- Work instructions -
Pull out from the material below all lines with "timestamp".

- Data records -
____________________

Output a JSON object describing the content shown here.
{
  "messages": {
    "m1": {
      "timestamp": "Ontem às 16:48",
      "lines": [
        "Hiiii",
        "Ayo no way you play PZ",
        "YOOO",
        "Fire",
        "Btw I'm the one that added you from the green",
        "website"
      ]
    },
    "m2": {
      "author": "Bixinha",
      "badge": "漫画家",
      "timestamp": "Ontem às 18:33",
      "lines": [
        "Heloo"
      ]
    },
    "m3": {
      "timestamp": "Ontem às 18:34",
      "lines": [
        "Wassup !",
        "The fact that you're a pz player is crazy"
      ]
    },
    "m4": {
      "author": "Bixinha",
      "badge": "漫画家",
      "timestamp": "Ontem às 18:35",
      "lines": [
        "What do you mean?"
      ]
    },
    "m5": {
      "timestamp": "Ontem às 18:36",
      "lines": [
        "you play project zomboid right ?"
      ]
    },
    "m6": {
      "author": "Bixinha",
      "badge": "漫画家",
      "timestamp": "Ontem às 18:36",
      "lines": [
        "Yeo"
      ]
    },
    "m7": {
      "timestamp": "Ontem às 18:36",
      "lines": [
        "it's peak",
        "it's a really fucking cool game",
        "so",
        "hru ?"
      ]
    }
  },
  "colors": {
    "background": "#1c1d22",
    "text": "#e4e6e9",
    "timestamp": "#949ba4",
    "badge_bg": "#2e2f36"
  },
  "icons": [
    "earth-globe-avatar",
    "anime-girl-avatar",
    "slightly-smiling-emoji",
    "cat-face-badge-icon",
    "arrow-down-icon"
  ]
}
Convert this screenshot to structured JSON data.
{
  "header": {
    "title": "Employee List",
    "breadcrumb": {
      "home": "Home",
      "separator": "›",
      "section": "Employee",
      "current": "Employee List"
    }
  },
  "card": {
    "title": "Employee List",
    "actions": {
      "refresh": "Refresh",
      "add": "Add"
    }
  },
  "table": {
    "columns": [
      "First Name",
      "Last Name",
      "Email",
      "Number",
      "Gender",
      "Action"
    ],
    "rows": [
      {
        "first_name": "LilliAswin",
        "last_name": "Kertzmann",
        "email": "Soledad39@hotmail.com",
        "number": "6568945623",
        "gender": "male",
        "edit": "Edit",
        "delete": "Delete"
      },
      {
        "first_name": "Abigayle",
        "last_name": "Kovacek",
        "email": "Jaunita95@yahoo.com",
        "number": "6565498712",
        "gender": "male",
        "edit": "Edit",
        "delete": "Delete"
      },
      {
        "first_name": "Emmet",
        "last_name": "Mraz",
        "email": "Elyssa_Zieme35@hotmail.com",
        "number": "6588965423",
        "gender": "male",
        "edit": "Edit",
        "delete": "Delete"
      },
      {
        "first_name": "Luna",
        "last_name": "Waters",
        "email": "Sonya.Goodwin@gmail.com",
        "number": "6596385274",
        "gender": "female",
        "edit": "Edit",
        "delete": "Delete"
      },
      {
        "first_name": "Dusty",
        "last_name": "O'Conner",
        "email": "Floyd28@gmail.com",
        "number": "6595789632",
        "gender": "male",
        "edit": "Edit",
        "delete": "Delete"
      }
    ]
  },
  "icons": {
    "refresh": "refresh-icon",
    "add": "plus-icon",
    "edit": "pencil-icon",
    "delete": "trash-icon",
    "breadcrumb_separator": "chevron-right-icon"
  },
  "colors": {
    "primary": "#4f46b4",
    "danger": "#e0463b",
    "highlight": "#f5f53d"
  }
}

____________________

- Answer for the task -
      "timestamp": "Ontem às 16:48",
      "timestamp": "Ontem às 18:33",
      "timestamp": "Ontem às 18:34",
      "timestamp": "Ontem às 18:35",
      "timestamp": "Ontem às 18:36",
      "timestamp": "Ontem às 18:36",
      "timestamp": "Ontem às 18:36",
    "timestamp": "#949ba4",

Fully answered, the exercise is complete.